Locate each line with the string "already" in the listing below and copy it.

→ **RECORDS**
★ ★ ★ ★ ★
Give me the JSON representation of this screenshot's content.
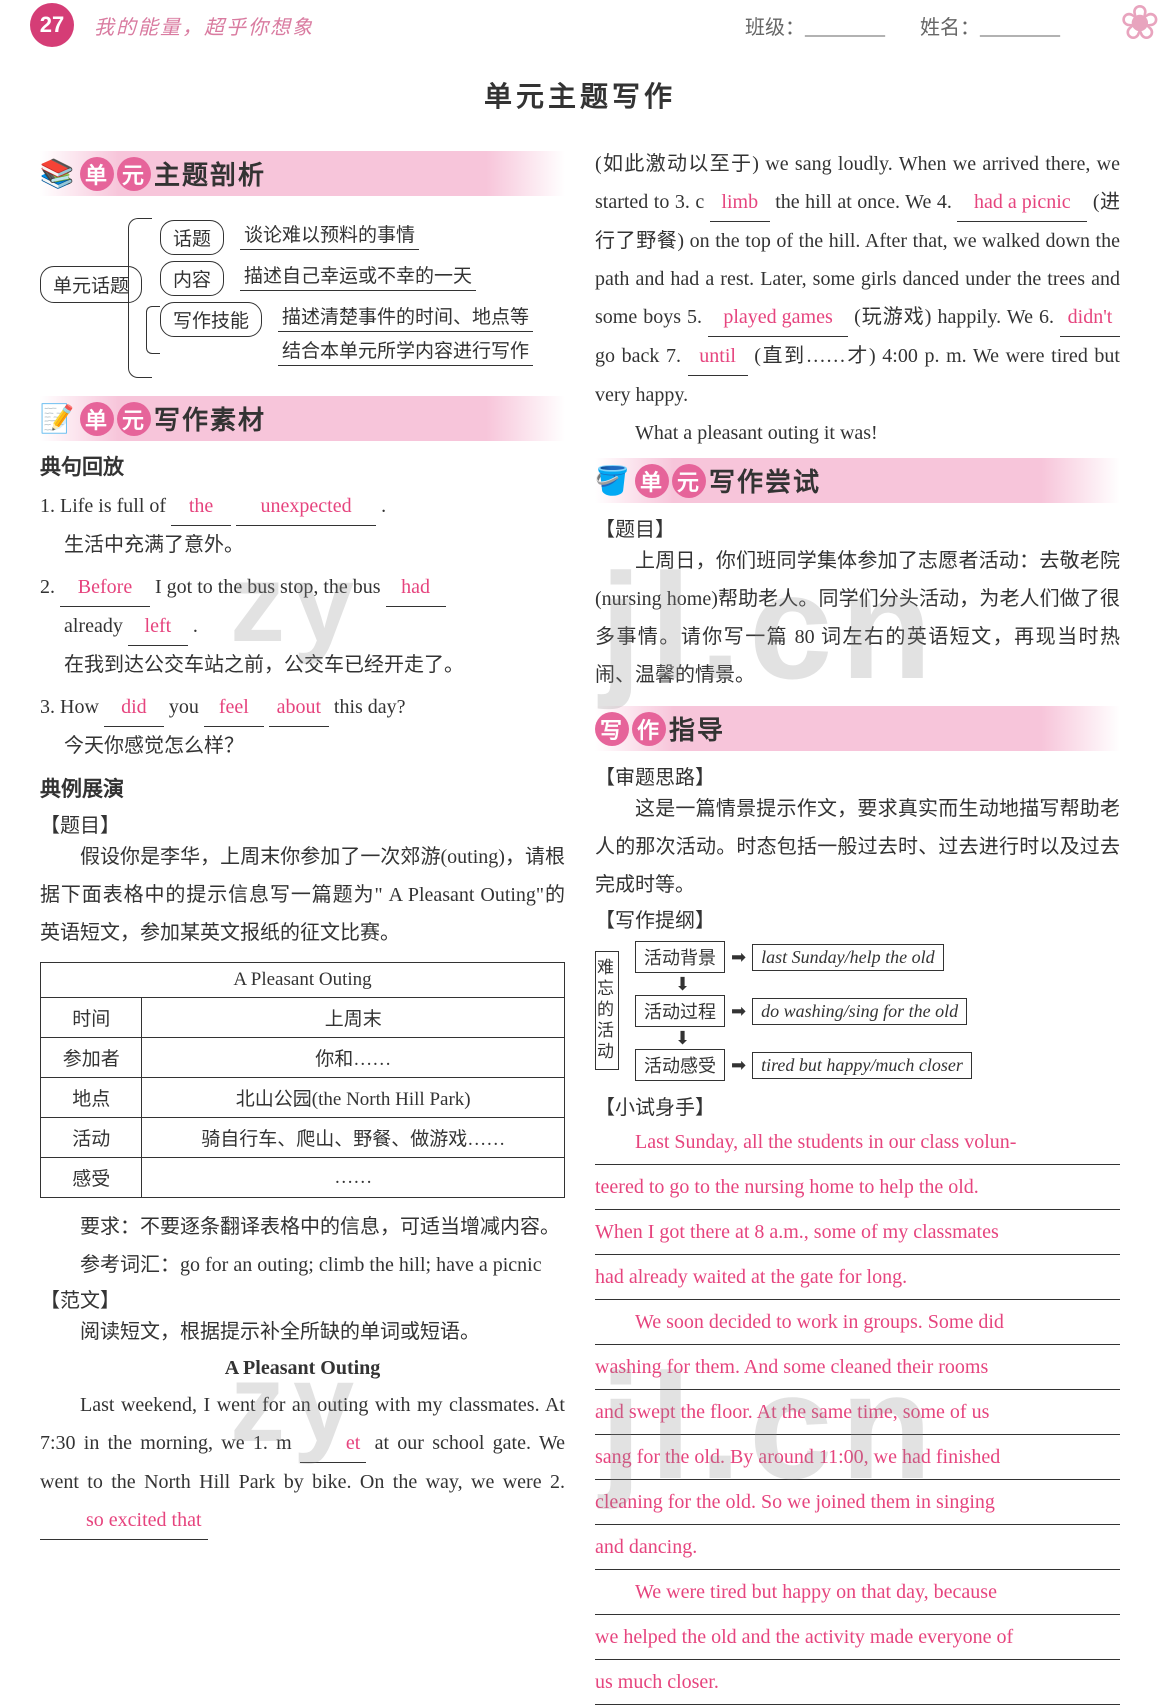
{
  "header": {
    "page_number": "27",
    "motto": "我的能量，超乎你想象",
    "class_label": "班级：",
    "name_label": "姓名："
  },
  "main_title": "单元主题写作",
  "colors": {
    "accent": "#e6447e",
    "pill_bg": "#e6649a",
    "band_bg": "#f7c5da",
    "fill_text": "#e6447e"
  },
  "sections": {
    "analysis": {
      "pill": [
        "单",
        "元"
      ],
      "title": "主题剖析"
    },
    "material": {
      "pill": [
        "单",
        "元"
      ],
      "title": "写作素材"
    },
    "attempt": {
      "pill": [
        "单",
        "元"
      ],
      "title": "写作尝试"
    },
    "guide": {
      "pill": [
        "写",
        "作"
      ],
      "title": "指导"
    }
  },
  "topic_tree": {
    "root": "单元话题",
    "branches": [
      {
        "label": "话题",
        "desc": [
          "谈论难以预料的事情"
        ]
      },
      {
        "label": "内容",
        "desc": [
          "描述自己幸运或不幸的一天"
        ]
      },
      {
        "label": "写作技能",
        "desc": [
          "描述清楚事件的时间、地点等",
          "结合本单元所学内容进行写作"
        ]
      }
    ]
  },
  "playback_head": "典句回放",
  "sentences": [
    {
      "pre": "1. Life is full of ",
      "fills": [
        "the",
        "unexpected"
      ],
      "post": ".",
      "cn": "生活中充满了意外。"
    },
    {
      "pre": "2. ",
      "fills": [
        "Before"
      ],
      "mid1": " I got to the bus stop, the bus ",
      "fills2": [
        "had"
      ],
      "line2_pre": "already ",
      "fills3": [
        "left"
      ],
      "line2_post": ".",
      "cn": "在我到达公交车站之前，公交车已经开走了。"
    },
    {
      "pre": "3. How ",
      "fills": [
        "did"
      ],
      "mid1": " you ",
      "fills2": [
        "feel"
      ],
      "mid2": " ",
      "fills3": [
        "about"
      ],
      "post": " this day?",
      "cn": "今天你感觉怎么样？"
    }
  ],
  "example_head": "典例展演",
  "topic_label": "【题目】",
  "example_intro": "假设你是李华，上周末你参加了一次郊游(outing)，请根据下面表格中的提示信息写一篇题为\" A Pleasant Outing\"的英语短文，参加某英文报纸的征文比赛。",
  "table": {
    "caption": "A Pleasant Outing",
    "rows": [
      [
        "时间",
        "上周末"
      ],
      [
        "参加者",
        "你和……"
      ],
      [
        "地点",
        "北山公园(the North Hill Park)"
      ],
      [
        "活动",
        "骑自行车、爬山、野餐、做游戏……"
      ],
      [
        "感受",
        "……"
      ]
    ]
  },
  "requirements": "要求：不要逐条翻译表格中的信息，可适当增减内容。",
  "ref_words": "参考词汇：go for an outing; climb the hill; have a picnic",
  "model_label": "【范文】",
  "model_instr": "阅读短文，根据提示补全所缺的单词或短语。",
  "essay_title": "A Pleasant Outing",
  "essay": {
    "p_left": "Last weekend, I went for an outing with my classmates. At 7:30 in the morning, we 1. m",
    "fill1": "et",
    "p_left2": "at our school gate. We went to the North Hill Park by bike. On the way, we were 2. ",
    "fill2": "so excited that",
    "p_right_1": "(如此激动以至于) we sang loudly. When we arrived there, we started to 3. c",
    "fill3": "limb",
    "p_right_2": " the hill at once. We 4. ",
    "fill4": "had a picnic",
    "p_right_3": " (进行了野餐) on the top of the hill. After that, we walked down the path and had a rest. Later, some girls danced under the trees and some boys 5. ",
    "fill5": "played games",
    "p_right_4": " (玩游戏) happily. We 6. ",
    "fill6": "didn't",
    "p_right_5": " go back 7. ",
    "fill7": "until",
    "p_right_6": " (直到……才) 4:00 p. m. We were tired but very happy.",
    "p_right_7": "What a pleasant outing it was!"
  },
  "attempt_topic_label": "【题目】",
  "attempt_intro": "上周日，你们班同学集体参加了志愿者活动：去敬老院(nursing home)帮助老人。同学们分头活动，为老人们做了很多事情。请你写一篇 80 词左右的英语短文，再现当时热闹、温馨的情景。",
  "guide_think_label": "【审题思路】",
  "guide_think": "这是一篇情景提示作文，要求真实而生动地描写帮助老人的那次活动。时态包括一般过去时、过去进行时以及过去完成时等。",
  "outline_label": "【写作提纲】",
  "outline_vlabel": "难忘的活动",
  "outline": [
    {
      "cn": "活动背景",
      "en": "last Sunday/help the old"
    },
    {
      "cn": "活动过程",
      "en": "do washing/sing for the old"
    },
    {
      "cn": "活动感受",
      "en": "tired but happy/much closer"
    }
  ],
  "try_label": "【小试身手】",
  "student_essay": [
    "Last Sunday, all the students in our class volun-",
    "teered to go to the nursing home to help the old.",
    "When I got there at 8 a.m., some of my classmates",
    "had already waited at the gate for long.",
    "We soon decided to work in groups. Some did",
    "washing for them. And some cleaned their rooms",
    "and swept the floor. At the same time, some of us",
    "sang for the old. By around 11:00, we had finished",
    "cleaning for the old. So we joined them in singing",
    "and dancing.",
    "We were tired but happy on that day, because",
    "we helped the old and the activity made everyone of",
    "us much closer."
  ]
}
★ ★ ★ ★ ★
→ **COMPLETE ANSWER**
      "line2_pre": "already ",
    "had already waited at the gate for long.",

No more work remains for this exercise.